History

Great Britain
- Name: Louisa
- Launched: 1794, France
- Acquired: 1798, by purchase of a prize
- Fate: Wrecked 1804

General characteristics
- Tons burthen: 328, or 331 (bm)
- Complement: 1798: 25; 1801: 20; 1803: 20;
- Armament: 1798: 12 × 9-pounder guns; 1801: 10 × 9-pounder guns; 1803: 12 × 9-pounder guns;

= Louisa (1798 ship) =

British slave ship (1798–1804)

Louisa was launched in France in 1794, probably under another name. She was taken in prize and between 1798 and 1804 she made five complete voyages as a slave ship in the triangular trade in enslaved people. Her fourth voyage gave rise to an influential, and exaggerated, estimate of the profitability of trading in enslaved people. She was lost in 1804 on the coast of Africa on her sixth voyage.

==Career==
Louisa first appeared in Lloyd's Register (LR), in 1798.

| Year | Master | Owner | Trade | Source |
|---|---|---|---|---|
| 1798 | W.Brown | T.Leyland | Liverpool–Africa | LR |

1st voyage transporting enslaved people (1798–1799): Captain William Brown acquired a letter of marque on 3 March 1798. He sailed from Liverpool on 10 April. In 1798, 160 vessels sailed from English ports, bound for the trade in enslaved people; 149 of these vessels sailed from Liverpool.

Louisa acquired captives at Malembo and arrived at Kingston on 13 December with 455. Louisa sailed from Kingston on 12 February 1799 and arrived back at Liverpool on 12 April. She had left Liverpool with 57 crew members and had suffered 10 crew deaths on her voyage.

2nd voyage transporting enslaved people (1799–1800): Captain Brown sailed from Liverpool on 17 July 1799. In 1799, 156 vessels sailed from English ports, bound for the trade in enslaved people; 134 of these vessels sailed from Liverpool.

Brown acquired captives at Bonny and arrived at Kingston on 26 February 1800 with 453 captives. Louisa sailed from Kingston on 27 May and arrived back at Liverpool on 15 July. She had left with 47 crew members and had suffered 11 crew deaths on her voyage.

| Year | Master | Owner | Trade | Source |
|---|---|---|---|---|
| 1801 | W.Brown G.Bernard | T.Layland | Liverpool–Africa | LR |

3rd voyage transporting enslaved people (1801–1802): Captain George Bernard acquired a letter of marque on 1 May 1801. He sailed from Liverpool on 21 May. He sailed from Liverpool on 10 April. In 1801, 147 vessels sailed from English ports, bound for the trade in enslaved people; 122 of these vessels sailed from Liverpool.

_Short task 1:_ From the listing, render the lines between the one holding "Patent image size: (982, 569)." and the one holding "The longitudinal axis 34 is at (707, 475).", inclusive, as a Markdown table with columns Row and Line, omitting blank lines.

_Records for this task:_

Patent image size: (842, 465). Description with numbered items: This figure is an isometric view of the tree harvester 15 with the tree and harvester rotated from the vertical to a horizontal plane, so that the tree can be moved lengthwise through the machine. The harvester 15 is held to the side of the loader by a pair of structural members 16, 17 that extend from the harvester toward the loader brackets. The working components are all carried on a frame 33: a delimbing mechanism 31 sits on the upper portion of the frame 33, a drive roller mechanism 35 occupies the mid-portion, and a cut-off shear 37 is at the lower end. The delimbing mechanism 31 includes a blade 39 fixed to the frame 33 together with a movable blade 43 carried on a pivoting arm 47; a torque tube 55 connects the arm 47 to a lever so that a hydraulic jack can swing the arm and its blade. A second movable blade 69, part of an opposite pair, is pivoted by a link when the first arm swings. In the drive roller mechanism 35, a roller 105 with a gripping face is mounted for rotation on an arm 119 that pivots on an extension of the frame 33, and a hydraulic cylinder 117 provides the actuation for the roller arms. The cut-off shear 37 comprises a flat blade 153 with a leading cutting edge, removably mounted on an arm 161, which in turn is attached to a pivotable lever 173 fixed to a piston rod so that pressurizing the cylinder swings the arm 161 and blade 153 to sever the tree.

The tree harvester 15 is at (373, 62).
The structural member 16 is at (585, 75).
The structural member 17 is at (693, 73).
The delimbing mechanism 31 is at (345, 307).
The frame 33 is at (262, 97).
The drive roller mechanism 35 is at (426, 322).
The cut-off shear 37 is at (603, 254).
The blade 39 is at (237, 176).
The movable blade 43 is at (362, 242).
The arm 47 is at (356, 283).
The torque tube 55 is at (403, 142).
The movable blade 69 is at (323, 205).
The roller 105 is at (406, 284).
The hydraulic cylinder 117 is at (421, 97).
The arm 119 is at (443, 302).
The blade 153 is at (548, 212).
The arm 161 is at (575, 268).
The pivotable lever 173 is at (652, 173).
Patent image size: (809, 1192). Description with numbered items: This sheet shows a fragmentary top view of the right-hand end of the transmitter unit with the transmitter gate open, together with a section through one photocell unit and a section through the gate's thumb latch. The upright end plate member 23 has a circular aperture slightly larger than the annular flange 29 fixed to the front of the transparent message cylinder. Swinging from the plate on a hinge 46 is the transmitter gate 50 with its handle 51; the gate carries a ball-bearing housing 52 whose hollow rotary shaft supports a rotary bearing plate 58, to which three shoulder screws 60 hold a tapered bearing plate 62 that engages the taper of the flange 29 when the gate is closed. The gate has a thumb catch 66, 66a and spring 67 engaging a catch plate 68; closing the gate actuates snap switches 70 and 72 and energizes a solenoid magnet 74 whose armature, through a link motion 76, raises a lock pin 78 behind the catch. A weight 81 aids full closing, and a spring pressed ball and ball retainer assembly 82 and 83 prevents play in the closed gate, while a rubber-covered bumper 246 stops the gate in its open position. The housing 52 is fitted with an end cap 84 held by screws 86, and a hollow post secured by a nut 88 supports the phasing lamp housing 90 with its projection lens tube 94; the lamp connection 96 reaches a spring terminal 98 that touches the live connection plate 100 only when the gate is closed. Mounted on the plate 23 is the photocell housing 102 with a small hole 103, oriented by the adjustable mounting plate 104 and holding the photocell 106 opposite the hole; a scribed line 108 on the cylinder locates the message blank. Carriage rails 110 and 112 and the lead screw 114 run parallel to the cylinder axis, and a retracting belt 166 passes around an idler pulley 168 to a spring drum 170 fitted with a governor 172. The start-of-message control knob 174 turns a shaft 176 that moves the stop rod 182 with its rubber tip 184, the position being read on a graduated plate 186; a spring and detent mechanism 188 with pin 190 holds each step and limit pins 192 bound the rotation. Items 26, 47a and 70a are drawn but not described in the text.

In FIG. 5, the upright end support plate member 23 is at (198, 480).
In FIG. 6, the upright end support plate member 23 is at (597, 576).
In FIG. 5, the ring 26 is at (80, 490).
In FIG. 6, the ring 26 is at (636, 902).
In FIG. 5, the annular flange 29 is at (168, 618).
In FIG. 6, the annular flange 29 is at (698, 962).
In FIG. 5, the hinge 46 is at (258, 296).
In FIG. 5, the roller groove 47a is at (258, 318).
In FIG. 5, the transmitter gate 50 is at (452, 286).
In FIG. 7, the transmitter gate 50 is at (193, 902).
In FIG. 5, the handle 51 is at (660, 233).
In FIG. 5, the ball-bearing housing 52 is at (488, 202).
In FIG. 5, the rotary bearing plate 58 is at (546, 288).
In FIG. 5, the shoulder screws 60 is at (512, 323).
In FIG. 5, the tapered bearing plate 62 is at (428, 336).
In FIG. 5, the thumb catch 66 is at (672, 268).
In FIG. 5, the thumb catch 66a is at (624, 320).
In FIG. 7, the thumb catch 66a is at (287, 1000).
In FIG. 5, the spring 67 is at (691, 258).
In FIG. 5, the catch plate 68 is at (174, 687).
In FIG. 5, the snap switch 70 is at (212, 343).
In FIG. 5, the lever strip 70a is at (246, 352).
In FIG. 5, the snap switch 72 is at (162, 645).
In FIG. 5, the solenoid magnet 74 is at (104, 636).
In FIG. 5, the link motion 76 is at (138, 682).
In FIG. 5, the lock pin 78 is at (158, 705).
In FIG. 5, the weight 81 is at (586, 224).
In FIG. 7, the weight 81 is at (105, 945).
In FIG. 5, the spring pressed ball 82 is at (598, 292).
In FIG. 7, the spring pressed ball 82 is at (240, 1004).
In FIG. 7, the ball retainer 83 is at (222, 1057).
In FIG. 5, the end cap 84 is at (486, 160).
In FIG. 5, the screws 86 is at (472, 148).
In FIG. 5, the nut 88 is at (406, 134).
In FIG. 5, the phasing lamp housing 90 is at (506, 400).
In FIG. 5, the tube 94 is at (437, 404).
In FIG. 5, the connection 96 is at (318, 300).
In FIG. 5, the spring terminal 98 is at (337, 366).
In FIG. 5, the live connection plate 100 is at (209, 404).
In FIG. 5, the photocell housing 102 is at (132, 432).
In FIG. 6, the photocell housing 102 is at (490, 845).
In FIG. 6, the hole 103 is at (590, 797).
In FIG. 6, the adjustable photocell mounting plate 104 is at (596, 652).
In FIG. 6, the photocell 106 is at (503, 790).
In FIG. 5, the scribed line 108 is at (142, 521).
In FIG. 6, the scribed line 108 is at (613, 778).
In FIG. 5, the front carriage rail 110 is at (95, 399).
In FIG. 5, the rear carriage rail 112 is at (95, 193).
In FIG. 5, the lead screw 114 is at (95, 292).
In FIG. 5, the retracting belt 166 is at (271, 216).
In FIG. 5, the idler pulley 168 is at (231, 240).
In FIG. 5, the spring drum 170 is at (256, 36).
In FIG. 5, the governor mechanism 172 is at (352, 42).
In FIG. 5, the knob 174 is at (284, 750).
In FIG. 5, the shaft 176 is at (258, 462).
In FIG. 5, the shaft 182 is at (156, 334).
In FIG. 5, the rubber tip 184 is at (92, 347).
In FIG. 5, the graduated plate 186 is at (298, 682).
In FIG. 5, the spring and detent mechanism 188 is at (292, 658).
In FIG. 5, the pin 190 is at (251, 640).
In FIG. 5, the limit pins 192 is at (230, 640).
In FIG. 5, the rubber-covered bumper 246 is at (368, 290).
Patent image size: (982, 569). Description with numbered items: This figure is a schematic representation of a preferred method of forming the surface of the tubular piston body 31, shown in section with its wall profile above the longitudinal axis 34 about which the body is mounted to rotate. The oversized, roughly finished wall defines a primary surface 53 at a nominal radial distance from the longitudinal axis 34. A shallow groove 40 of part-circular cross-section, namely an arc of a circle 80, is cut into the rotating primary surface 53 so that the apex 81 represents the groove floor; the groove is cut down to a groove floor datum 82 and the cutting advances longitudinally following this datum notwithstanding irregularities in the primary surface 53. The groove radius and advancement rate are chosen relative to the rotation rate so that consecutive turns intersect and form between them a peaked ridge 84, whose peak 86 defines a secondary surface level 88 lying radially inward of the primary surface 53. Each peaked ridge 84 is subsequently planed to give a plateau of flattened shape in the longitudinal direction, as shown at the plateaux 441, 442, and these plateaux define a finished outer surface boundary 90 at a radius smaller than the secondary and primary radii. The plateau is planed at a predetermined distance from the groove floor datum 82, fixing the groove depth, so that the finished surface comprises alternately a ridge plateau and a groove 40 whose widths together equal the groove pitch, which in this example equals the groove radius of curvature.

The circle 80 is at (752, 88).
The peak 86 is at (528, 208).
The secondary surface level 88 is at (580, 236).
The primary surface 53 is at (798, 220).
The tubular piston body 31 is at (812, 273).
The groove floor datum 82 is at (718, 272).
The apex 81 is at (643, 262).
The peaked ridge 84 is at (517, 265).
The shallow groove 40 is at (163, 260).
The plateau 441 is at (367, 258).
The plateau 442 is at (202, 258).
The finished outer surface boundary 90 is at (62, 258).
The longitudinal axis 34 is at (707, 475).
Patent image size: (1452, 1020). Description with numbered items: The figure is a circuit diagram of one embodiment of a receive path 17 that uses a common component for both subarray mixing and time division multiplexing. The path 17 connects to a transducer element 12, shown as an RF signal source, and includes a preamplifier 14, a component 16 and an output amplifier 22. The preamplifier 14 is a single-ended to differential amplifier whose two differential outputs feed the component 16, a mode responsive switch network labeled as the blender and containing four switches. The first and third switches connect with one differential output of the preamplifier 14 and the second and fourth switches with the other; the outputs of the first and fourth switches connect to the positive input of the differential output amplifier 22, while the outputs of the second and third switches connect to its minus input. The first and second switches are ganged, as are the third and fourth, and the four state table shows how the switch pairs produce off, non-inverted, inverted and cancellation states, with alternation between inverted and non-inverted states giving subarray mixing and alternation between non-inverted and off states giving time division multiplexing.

_Short task 2:_
Answer these questions on the article about the ship Louisa:
(a) In what country and year was Louisa launched?
(b) With how many captives did Louisa arrive at Kingston on 13 December?
(c) How many crew deaths did Louisa suffer on her second voyage?

_Exercise solution 1:_
| Row | Line |
|---|---|
| 1 | Patent image size: (982, 569). Description with numbered items: This figure is a schematic representation of a preferred method of forming the surface of the tubular piston body 31, shown in section with its wall profile above the longitudinal axis 34 about which the body is mounted to rotate. The oversized, roughly finished wall defines a primary surface 53 at a nominal radial distance from the longitudinal axis 34. A shallow groove 40 of part-circular cross-section, namely an arc of a circle 80, is cut into the rotating primary surface 53 so that the apex 81 represents the groove floor; the groove is cut down to a groove floor datum 82 and the cutting advances longitudinally following this datum notwithstanding irregularities in the primary surface 53. The groove radius and advancement rate are chosen relative to the rotation rate so that consecutive turns intersect and form between them a peaked ridge 84, whose peak 86 defines a secondary surface level 88 lying radially inward of the primary surface 53. Each peaked ridge 84 is subsequently planed to give a plateau of flattened shape in the longitudinal direction, as shown at the plateaux 441, 442, and these plateaux define a finished outer surface boundary 90 at a radius smaller than the secondary and primary radii. The plateau is planed at a predetermined distance from the groove floor datum 82, fixing the groove depth, so that the finished surface comprises alternately a ridge plateau and a groove 40 whose widths together equal the groove pitch, which in this example equals the groove radius of curvature. |
| 2 | The circle 80 is at (752, 88). |
| 3 | The peak 86 is at (528, 208). |
| 4 | The secondary surface level 88 is at (580, 236). |
| 5 | The primary surface 53 is at (798, 220). |
| 6 | The tubular piston body 31 is at (812, 273). |
| 7 | The groove floor datum 82 is at (718, 272). |
| 8 | The apex 81 is at (643, 262). |
| 9 | The peaked ridge 84 is at (517, 265). |
| 10 | The shallow groove 40 is at (163, 260). |
| 11 | The plateau 441 is at (367, 258). |
| 12 | The plateau 442 is at (202, 258). |
| 13 | The finished outer surface boundary 90 is at (62, 258). |
| 14 | The longitudinal axis 34 is at (707, 475). |

_Exercise solution 2:_
(a) France, 1794
(b) 455
(c) 11